Listing
■ ■ ■ ■
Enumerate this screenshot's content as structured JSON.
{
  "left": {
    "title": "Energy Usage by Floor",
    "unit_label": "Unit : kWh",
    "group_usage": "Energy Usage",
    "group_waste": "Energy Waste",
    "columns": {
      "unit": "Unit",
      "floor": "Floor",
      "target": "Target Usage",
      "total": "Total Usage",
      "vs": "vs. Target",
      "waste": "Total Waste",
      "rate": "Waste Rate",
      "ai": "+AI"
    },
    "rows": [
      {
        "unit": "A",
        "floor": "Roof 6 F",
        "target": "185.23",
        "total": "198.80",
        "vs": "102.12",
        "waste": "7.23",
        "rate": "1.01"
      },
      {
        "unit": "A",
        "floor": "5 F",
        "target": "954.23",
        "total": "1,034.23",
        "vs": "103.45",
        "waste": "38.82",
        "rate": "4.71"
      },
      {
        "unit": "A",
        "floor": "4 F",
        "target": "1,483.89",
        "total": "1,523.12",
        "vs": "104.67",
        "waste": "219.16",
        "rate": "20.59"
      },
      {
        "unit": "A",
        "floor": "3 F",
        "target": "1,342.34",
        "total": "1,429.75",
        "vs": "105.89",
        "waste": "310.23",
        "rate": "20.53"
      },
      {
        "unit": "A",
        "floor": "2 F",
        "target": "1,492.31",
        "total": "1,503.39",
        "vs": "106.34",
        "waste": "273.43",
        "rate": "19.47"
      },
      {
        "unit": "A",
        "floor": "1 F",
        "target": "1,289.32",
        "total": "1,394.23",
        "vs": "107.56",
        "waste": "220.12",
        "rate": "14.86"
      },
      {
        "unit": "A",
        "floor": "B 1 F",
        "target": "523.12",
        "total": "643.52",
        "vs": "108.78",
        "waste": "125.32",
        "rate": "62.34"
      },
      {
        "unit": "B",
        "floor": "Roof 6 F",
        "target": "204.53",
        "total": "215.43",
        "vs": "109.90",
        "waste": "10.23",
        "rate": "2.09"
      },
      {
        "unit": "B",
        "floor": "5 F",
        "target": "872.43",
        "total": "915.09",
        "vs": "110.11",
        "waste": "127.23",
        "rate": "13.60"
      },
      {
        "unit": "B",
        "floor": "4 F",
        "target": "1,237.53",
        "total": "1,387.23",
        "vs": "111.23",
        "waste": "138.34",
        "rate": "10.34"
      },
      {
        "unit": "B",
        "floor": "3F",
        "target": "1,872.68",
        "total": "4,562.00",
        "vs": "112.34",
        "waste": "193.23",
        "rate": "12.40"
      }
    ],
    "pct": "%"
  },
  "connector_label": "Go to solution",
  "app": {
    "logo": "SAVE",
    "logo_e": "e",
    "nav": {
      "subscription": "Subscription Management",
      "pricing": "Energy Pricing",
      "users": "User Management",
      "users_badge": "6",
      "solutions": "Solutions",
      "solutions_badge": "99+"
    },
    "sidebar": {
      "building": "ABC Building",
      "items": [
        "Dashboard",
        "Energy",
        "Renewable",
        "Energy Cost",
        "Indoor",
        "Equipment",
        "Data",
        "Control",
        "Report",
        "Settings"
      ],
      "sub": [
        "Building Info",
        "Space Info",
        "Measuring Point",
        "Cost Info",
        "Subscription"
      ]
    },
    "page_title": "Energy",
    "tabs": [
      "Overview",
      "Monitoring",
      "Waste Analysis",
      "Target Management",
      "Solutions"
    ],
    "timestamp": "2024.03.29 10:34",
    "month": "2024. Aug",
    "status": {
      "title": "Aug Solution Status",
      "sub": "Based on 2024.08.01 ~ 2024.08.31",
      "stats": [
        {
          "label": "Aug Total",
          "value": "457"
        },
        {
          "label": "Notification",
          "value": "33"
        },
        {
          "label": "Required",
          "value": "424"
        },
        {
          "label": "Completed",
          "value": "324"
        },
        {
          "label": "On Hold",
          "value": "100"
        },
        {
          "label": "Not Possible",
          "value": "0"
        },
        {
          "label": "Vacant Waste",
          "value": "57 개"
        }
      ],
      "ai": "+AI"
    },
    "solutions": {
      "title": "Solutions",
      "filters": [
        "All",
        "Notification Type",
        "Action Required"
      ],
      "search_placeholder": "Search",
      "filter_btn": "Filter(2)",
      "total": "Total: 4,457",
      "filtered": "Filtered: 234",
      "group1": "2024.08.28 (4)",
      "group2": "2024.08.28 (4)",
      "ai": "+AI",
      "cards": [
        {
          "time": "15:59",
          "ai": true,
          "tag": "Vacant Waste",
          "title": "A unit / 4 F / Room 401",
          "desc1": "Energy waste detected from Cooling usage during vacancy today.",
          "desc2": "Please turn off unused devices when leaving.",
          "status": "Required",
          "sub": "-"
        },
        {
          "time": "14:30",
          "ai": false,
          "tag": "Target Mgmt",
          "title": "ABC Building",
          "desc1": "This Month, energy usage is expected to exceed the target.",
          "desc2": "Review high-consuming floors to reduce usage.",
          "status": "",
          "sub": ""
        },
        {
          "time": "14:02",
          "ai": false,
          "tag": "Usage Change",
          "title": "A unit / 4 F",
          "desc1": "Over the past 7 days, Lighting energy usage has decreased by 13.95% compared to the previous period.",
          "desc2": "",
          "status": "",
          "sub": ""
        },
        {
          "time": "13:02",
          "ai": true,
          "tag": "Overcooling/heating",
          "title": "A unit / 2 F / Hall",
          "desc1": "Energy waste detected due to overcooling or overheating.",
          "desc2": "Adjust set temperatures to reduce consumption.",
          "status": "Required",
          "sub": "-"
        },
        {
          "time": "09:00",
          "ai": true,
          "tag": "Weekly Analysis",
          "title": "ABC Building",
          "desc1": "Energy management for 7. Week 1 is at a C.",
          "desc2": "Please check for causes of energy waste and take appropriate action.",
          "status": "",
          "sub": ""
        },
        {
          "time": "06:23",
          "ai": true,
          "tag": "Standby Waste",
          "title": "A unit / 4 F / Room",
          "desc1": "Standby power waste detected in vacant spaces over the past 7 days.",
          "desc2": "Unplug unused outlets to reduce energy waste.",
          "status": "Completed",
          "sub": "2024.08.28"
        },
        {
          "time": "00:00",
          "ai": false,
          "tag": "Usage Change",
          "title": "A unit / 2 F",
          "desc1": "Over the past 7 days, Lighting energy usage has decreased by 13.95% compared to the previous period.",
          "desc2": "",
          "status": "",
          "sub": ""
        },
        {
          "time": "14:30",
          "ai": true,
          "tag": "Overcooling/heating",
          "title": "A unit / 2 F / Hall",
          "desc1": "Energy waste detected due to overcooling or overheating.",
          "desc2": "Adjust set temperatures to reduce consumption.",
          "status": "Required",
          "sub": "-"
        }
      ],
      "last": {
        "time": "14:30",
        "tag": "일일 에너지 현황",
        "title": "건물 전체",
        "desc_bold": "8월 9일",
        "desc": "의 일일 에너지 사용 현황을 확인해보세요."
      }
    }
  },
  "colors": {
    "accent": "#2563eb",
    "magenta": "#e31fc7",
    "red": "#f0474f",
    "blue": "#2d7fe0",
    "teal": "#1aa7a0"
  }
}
■ ■ ■ ■
Work to do
Copy every line above that includes the string "Room".

Written reply
          "title": "A unit / 4 F / Room 401",
          "title": "A unit / 4 F / Room",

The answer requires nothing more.